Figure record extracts
<<<<

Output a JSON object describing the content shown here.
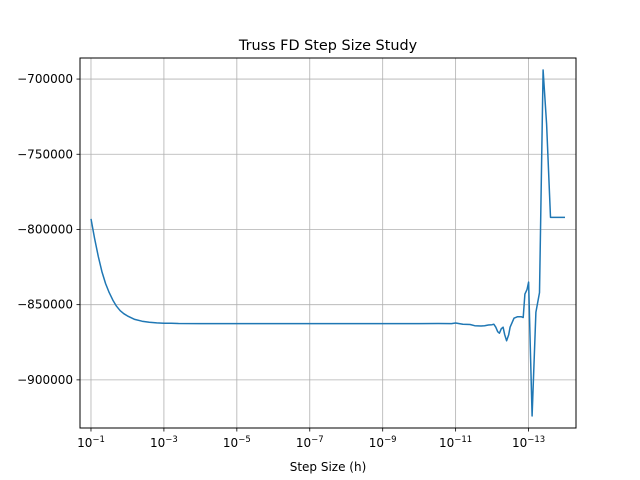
{
  "chart_data": {
    "type": "line",
    "title": "Truss FD Step Size Study",
    "xlabel": "Step Size (h)",
    "ylabel": "",
    "x_scale": "log",
    "x_reversed": true,
    "xlim": [
      0.2,
      5e-15
    ],
    "ylim": [
      -932000,
      -686000
    ],
    "grid": true,
    "line_color": "#1f77b4",
    "grid_color": "#b0b0b0",
    "x_ticks": [
      {
        "value": 0.1,
        "base": "10",
        "exp": "−1"
      },
      {
        "value": 0.001,
        "base": "10",
        "exp": "−3"
      },
      {
        "value": 1e-05,
        "base": "10",
        "exp": "−5"
      },
      {
        "value": 1e-07,
        "base": "10",
        "exp": "−7"
      },
      {
        "value": 1e-09,
        "base": "10",
        "exp": "−9"
      },
      {
        "value": 1e-11,
        "base": "10",
        "exp": "−11"
      },
      {
        "value": 1e-13,
        "base": "10",
        "exp": "−13"
      }
    ],
    "y_ticks": [
      {
        "value": -700000,
        "label": "−700000"
      },
      {
        "value": -750000,
        "label": "−750000"
      },
      {
        "value": -800000,
        "label": "−800000"
      },
      {
        "value": -850000,
        "label": "−850000"
      },
      {
        "value": -900000,
        "label": "−900000"
      }
    ],
    "series": [
      {
        "x": [
          0.1,
          0.0794,
          0.0631,
          0.0501,
          0.0398,
          0.0316,
          0.0251,
          0.02,
          0.0158,
          0.0126,
          0.01,
          0.00631,
          0.00398,
          0.00251,
          0.00158,
          0.001,
          0.000631,
          0.000398,
          0.0001,
          1e-05,
          1e-06,
          1e-07,
          1e-08,
          1e-09,
          1e-10,
          3e-11,
          1.3e-11,
          1e-11,
          6.3e-12,
          4e-12,
          3e-12,
          2e-12,
          1.6e-12,
          1.26e-12,
          1e-12,
          9e-13,
          7.9e-13,
          7e-13,
          6.3e-13,
          5.6e-13,
          5e-13,
          4.5e-13,
          4e-13,
          3.5e-13,
          3.2e-13,
          2.5e-13,
          2e-13,
          1.6e-13,
          1.4e-13,
          1.26e-13,
          1.1e-13,
          1e-13,
          8e-14,
          6.3e-14,
          5e-14,
          4e-14,
          3.2e-14,
          2.5e-14,
          2e-14,
          1.6e-14,
          1e-14
        ],
        "y": [
          -793000,
          -806000,
          -818000,
          -828000,
          -836000,
          -842000,
          -847000,
          -851000,
          -854000,
          -856000,
          -857500,
          -859800,
          -861000,
          -861700,
          -862100,
          -862300,
          -862400,
          -862500,
          -862600,
          -862600,
          -862600,
          -862600,
          -862600,
          -862600,
          -862600,
          -862500,
          -862600,
          -862200,
          -863000,
          -863200,
          -864000,
          -864200,
          -864000,
          -863500,
          -863300,
          -863000,
          -865000,
          -868000,
          -869000,
          -866000,
          -865000,
          -870000,
          -874000,
          -870000,
          -865000,
          -859000,
          -858000,
          -858000,
          -858500,
          -843000,
          -840000,
          -835000,
          -924000,
          -855000,
          -842000,
          -694000,
          -730000,
          -792000,
          -792000,
          -792000,
          -792000
        ]
      }
    ]
  }
}
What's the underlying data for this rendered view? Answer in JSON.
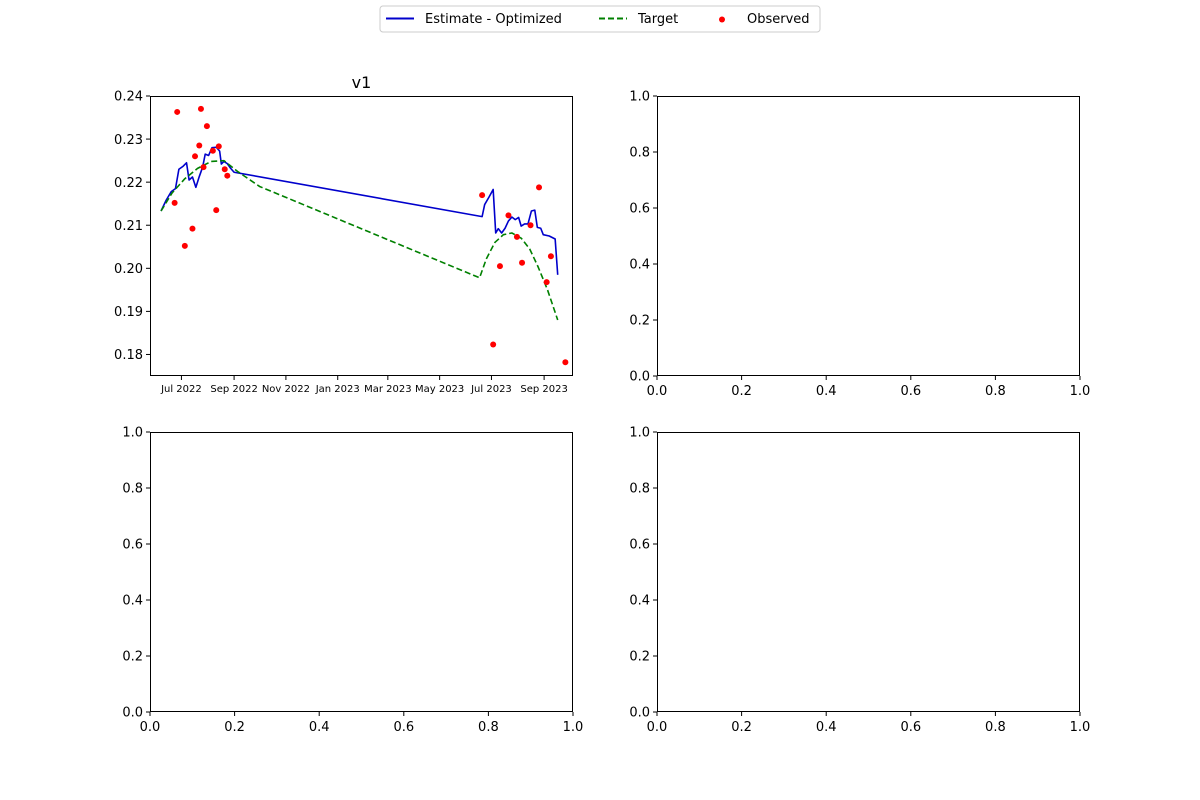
{
  "legend": [
    {
      "label": "Estimate - Optimized",
      "color": "#0000cc",
      "style": "solid-line"
    },
    {
      "label": "Target",
      "color": "#008000",
      "style": "dashed-line"
    },
    {
      "label": "Observed",
      "color": "#ff0000",
      "style": "dot"
    }
  ],
  "chart_data": [
    {
      "type": "line",
      "title": "v1",
      "x_type": "date",
      "xlim": [
        "2022-05-25",
        "2023-10-05"
      ],
      "ylim": [
        0.175,
        0.24
      ],
      "x_ticks": [
        {
          "value": "2022-07-01",
          "label": "Jul 2022"
        },
        {
          "value": "2022-09-01",
          "label": "Sep 2022"
        },
        {
          "value": "2022-11-01",
          "label": "Nov 2022"
        },
        {
          "value": "2023-01-01",
          "label": "Jan 2023"
        },
        {
          "value": "2023-03-01",
          "label": "Mar 2023"
        },
        {
          "value": "2023-05-01",
          "label": "May 2023"
        },
        {
          "value": "2023-07-01",
          "label": "Jul 2023"
        },
        {
          "value": "2023-09-01",
          "label": "Sep 2023"
        }
      ],
      "y_ticks": [
        {
          "value": 0.18,
          "label": "0.18"
        },
        {
          "value": 0.19,
          "label": "0.19"
        },
        {
          "value": 0.2,
          "label": "0.20"
        },
        {
          "value": 0.21,
          "label": "0.21"
        },
        {
          "value": 0.22,
          "label": "0.22"
        },
        {
          "value": 0.23,
          "label": "0.23"
        },
        {
          "value": 0.24,
          "label": "0.24"
        }
      ],
      "series": [
        {
          "name": "Estimate - Optimized",
          "color": "#0000cc",
          "style": "solid",
          "points": [
            [
              "2022-06-07",
              0.2133
            ],
            [
              "2022-06-13",
              0.2158
            ],
            [
              "2022-06-19",
              0.2178
            ],
            [
              "2022-06-24",
              0.2185
            ],
            [
              "2022-06-28",
              0.223
            ],
            [
              "2022-07-03",
              0.2237
            ],
            [
              "2022-07-07",
              0.2245
            ],
            [
              "2022-07-10",
              0.2205
            ],
            [
              "2022-07-14",
              0.2212
            ],
            [
              "2022-07-18",
              0.2188
            ],
            [
              "2022-07-22",
              0.2213
            ],
            [
              "2022-07-26",
              0.2235
            ],
            [
              "2022-07-29",
              0.2265
            ],
            [
              "2022-08-02",
              0.2262
            ],
            [
              "2022-08-06",
              0.228
            ],
            [
              "2022-08-11",
              0.2281
            ],
            [
              "2022-08-15",
              0.2272
            ],
            [
              "2022-08-17",
              0.2242
            ],
            [
              "2022-08-20",
              0.2248
            ],
            [
              "2022-08-24",
              0.2243
            ],
            [
              "2022-08-28",
              0.2232
            ],
            [
              "2022-09-01",
              0.2223
            ],
            [
              "2023-06-20",
              0.212
            ],
            [
              "2023-06-23",
              0.2148
            ],
            [
              "2023-06-28",
              0.2165
            ],
            [
              "2023-07-03",
              0.2183
            ],
            [
              "2023-07-06",
              0.2082
            ],
            [
              "2023-07-09",
              0.2092
            ],
            [
              "2023-07-13",
              0.2082
            ],
            [
              "2023-07-17",
              0.2093
            ],
            [
              "2023-07-21",
              0.211
            ],
            [
              "2023-07-25",
              0.2119
            ],
            [
              "2023-07-29",
              0.2113
            ],
            [
              "2023-08-02",
              0.2118
            ],
            [
              "2023-08-05",
              0.2098
            ],
            [
              "2023-08-09",
              0.2103
            ],
            [
              "2023-08-13",
              0.2103
            ],
            [
              "2023-08-17",
              0.2133
            ],
            [
              "2023-08-21",
              0.2135
            ],
            [
              "2023-08-24",
              0.2095
            ],
            [
              "2023-08-28",
              0.2093
            ],
            [
              "2023-08-31",
              0.2078
            ],
            [
              "2023-09-07",
              0.2075
            ],
            [
              "2023-09-14",
              0.2068
            ],
            [
              "2023-09-17",
              0.1985
            ]
          ]
        },
        {
          "name": "Target",
          "color": "#008000",
          "style": "dashed",
          "points": [
            [
              "2022-06-07",
              0.2133
            ],
            [
              "2022-06-20",
              0.2175
            ],
            [
              "2022-07-05",
              0.2208
            ],
            [
              "2022-07-20",
              0.2232
            ],
            [
              "2022-08-05",
              0.2248
            ],
            [
              "2022-08-20",
              0.225
            ],
            [
              "2022-09-05",
              0.2225
            ],
            [
              "2022-10-01",
              0.219
            ],
            [
              "2023-06-17",
              0.1978
            ],
            [
              "2023-06-25",
              0.2022
            ],
            [
              "2023-07-05",
              0.206
            ],
            [
              "2023-07-15",
              0.2078
            ],
            [
              "2023-07-25",
              0.2082
            ],
            [
              "2023-08-05",
              0.207
            ],
            [
              "2023-08-15",
              0.2045
            ],
            [
              "2023-08-25",
              0.2003
            ],
            [
              "2023-09-05",
              0.195
            ],
            [
              "2023-09-17",
              0.188
            ]
          ]
        },
        {
          "name": "Observed",
          "color": "#ff0000",
          "style": "points",
          "points": [
            [
              "2022-06-23",
              0.2152
            ],
            [
              "2022-06-26",
              0.2363
            ],
            [
              "2022-07-05",
              0.2052
            ],
            [
              "2022-07-14",
              0.2092
            ],
            [
              "2022-07-17",
              0.226
            ],
            [
              "2022-07-22",
              0.2285
            ],
            [
              "2022-07-24",
              0.237
            ],
            [
              "2022-07-27",
              0.2235
            ],
            [
              "2022-07-31",
              0.233
            ],
            [
              "2022-08-07",
              0.2273
            ],
            [
              "2022-08-11",
              0.2135
            ],
            [
              "2022-08-14",
              0.2283
            ],
            [
              "2022-08-21",
              0.223
            ],
            [
              "2022-08-24",
              0.2215
            ],
            [
              "2023-06-20",
              0.217
            ],
            [
              "2023-07-03",
              0.1823
            ],
            [
              "2023-07-11",
              0.2005
            ],
            [
              "2023-07-21",
              0.2123
            ],
            [
              "2023-07-31",
              0.2073
            ],
            [
              "2023-08-06",
              0.2013
            ],
            [
              "2023-08-16",
              0.21
            ],
            [
              "2023-08-26",
              0.2188
            ],
            [
              "2023-09-04",
              0.1968
            ],
            [
              "2023-09-09",
              0.2028
            ],
            [
              "2023-09-26",
              0.1782
            ]
          ]
        }
      ]
    },
    {
      "type": "line",
      "title": "",
      "xlim": [
        0,
        1
      ],
      "ylim": [
        0,
        1
      ],
      "x_ticks": [
        {
          "value": 0.0,
          "label": "0.0"
        },
        {
          "value": 0.2,
          "label": "0.2"
        },
        {
          "value": 0.4,
          "label": "0.4"
        },
        {
          "value": 0.6,
          "label": "0.6"
        },
        {
          "value": 0.8,
          "label": "0.8"
        },
        {
          "value": 1.0,
          "label": "1.0"
        }
      ],
      "y_ticks": [
        {
          "value": 0.0,
          "label": "0.0"
        },
        {
          "value": 0.2,
          "label": "0.2"
        },
        {
          "value": 0.4,
          "label": "0.4"
        },
        {
          "value": 0.6,
          "label": "0.6"
        },
        {
          "value": 0.8,
          "label": "0.8"
        },
        {
          "value": 1.0,
          "label": "1.0"
        }
      ],
      "series": []
    },
    {
      "type": "line",
      "title": "",
      "xlim": [
        0,
        1
      ],
      "ylim": [
        0,
        1
      ],
      "x_ticks": [
        {
          "value": 0.0,
          "label": "0.0"
        },
        {
          "value": 0.2,
          "label": "0.2"
        },
        {
          "value": 0.4,
          "label": "0.4"
        },
        {
          "value": 0.6,
          "label": "0.6"
        },
        {
          "value": 0.8,
          "label": "0.8"
        },
        {
          "value": 1.0,
          "label": "1.0"
        }
      ],
      "y_ticks": [
        {
          "value": 0.0,
          "label": "0.0"
        },
        {
          "value": 0.2,
          "label": "0.2"
        },
        {
          "value": 0.4,
          "label": "0.4"
        },
        {
          "value": 0.6,
          "label": "0.6"
        },
        {
          "value": 0.8,
          "label": "0.8"
        },
        {
          "value": 1.0,
          "label": "1.0"
        }
      ],
      "series": []
    },
    {
      "type": "line",
      "title": "",
      "xlim": [
        0,
        1
      ],
      "ylim": [
        0,
        1
      ],
      "x_ticks": [
        {
          "value": 0.0,
          "label": "0.0"
        },
        {
          "value": 0.2,
          "label": "0.2"
        },
        {
          "value": 0.4,
          "label": "0.4"
        },
        {
          "value": 0.6,
          "label": "0.6"
        },
        {
          "value": 0.8,
          "label": "0.8"
        },
        {
          "value": 1.0,
          "label": "1.0"
        }
      ],
      "y_ticks": [
        {
          "value": 0.0,
          "label": "0.0"
        },
        {
          "value": 0.2,
          "label": "0.2"
        },
        {
          "value": 0.4,
          "label": "0.4"
        },
        {
          "value": 0.6,
          "label": "0.6"
        },
        {
          "value": 0.8,
          "label": "0.8"
        },
        {
          "value": 1.0,
          "label": "1.0"
        }
      ],
      "series": []
    }
  ]
}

>>>>

Pull out every line of the records that includes the string "name".

          "name": "Estimate - Optimized",
          "name": "Target",
          "name": "Observed",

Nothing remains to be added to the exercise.